Supplied information:
****************
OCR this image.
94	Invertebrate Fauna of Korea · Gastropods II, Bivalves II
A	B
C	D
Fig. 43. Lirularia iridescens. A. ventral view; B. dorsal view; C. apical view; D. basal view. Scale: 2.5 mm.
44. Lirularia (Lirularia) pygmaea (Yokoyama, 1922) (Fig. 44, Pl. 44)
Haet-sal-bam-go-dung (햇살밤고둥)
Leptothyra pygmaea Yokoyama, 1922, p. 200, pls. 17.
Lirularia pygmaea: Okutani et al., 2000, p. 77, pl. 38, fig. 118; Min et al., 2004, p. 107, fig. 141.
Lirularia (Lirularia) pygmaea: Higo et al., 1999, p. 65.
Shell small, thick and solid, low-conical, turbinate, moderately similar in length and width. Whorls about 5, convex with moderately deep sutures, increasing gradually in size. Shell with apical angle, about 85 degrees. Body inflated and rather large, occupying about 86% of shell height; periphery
****************
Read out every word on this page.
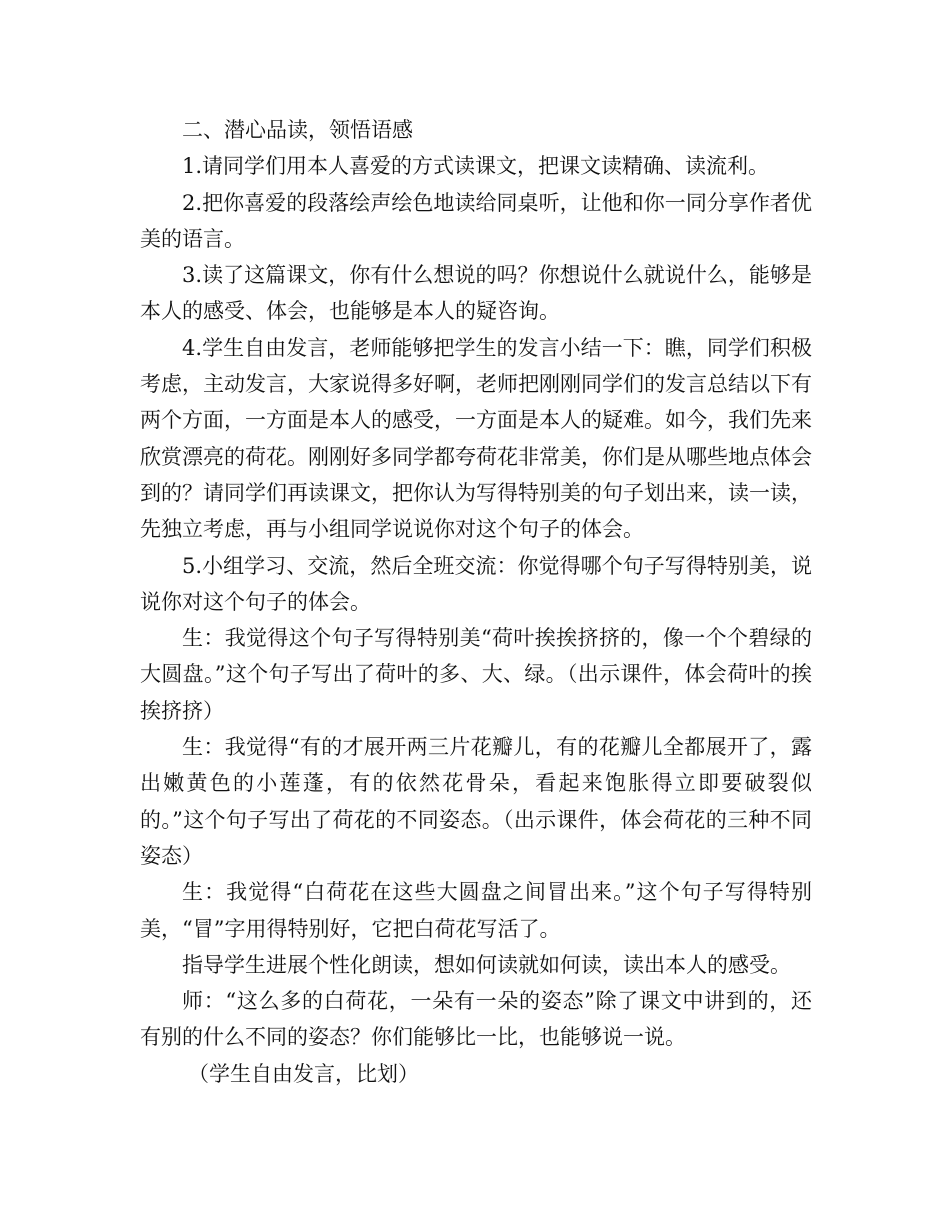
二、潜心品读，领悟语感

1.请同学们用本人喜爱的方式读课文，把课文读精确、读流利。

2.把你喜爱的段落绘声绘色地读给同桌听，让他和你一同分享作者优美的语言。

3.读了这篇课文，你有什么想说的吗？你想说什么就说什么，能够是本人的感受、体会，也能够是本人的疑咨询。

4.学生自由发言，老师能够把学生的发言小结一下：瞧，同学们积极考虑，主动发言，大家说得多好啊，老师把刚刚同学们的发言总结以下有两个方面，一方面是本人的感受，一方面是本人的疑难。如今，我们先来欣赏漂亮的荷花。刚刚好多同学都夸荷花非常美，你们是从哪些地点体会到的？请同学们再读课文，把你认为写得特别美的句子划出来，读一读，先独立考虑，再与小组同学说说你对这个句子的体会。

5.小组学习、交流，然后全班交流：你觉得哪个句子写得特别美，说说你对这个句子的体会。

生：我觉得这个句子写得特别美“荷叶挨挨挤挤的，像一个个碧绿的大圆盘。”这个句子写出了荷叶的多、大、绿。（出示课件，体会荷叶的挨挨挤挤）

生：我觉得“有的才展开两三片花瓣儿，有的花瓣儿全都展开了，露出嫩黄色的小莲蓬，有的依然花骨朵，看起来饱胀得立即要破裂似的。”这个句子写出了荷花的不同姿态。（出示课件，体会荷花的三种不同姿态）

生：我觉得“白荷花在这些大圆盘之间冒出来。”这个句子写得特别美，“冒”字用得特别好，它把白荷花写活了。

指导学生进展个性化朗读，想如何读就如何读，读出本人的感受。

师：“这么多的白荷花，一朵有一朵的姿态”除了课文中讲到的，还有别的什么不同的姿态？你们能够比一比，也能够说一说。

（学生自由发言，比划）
****************
From the data above, copy each line that has the string "Yokoyama".

44. Lirularia (Lirularia) pygmaea (Yokoyama, 1922) (Fig. 44, Pl. 44)
Leptothyra pygmaea Yokoyama, 1922, p. 200, pls. 17.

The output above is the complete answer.